[DATA SHOWN]
++++
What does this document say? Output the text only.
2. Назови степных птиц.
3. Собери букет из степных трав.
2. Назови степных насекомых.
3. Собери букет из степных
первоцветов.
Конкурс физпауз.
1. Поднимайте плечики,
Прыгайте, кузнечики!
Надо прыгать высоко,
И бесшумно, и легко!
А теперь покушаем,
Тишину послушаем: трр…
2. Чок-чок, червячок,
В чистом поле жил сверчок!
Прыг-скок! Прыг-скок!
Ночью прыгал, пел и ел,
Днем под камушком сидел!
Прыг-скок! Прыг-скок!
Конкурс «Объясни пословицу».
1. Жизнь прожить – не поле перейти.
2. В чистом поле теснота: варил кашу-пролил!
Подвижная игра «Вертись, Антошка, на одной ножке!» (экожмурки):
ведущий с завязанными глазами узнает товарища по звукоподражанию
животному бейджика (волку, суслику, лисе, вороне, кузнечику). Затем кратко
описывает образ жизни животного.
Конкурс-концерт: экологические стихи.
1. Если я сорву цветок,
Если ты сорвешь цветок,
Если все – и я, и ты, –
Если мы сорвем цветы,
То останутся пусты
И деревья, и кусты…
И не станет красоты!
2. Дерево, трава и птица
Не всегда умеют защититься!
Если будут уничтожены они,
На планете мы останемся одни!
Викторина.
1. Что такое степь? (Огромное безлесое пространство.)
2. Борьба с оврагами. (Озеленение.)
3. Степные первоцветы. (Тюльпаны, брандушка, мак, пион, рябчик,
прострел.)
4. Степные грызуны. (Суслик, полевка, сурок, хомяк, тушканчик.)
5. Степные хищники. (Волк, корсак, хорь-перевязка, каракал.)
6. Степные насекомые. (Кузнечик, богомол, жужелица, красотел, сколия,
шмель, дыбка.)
++++
[GIVEN REQUEST] Identify the lines in the entries that hold "Назови" and return each one.

[EXERCISE RESPONSE]
2. Назови степных птиц.
2. Назови степных насекомых.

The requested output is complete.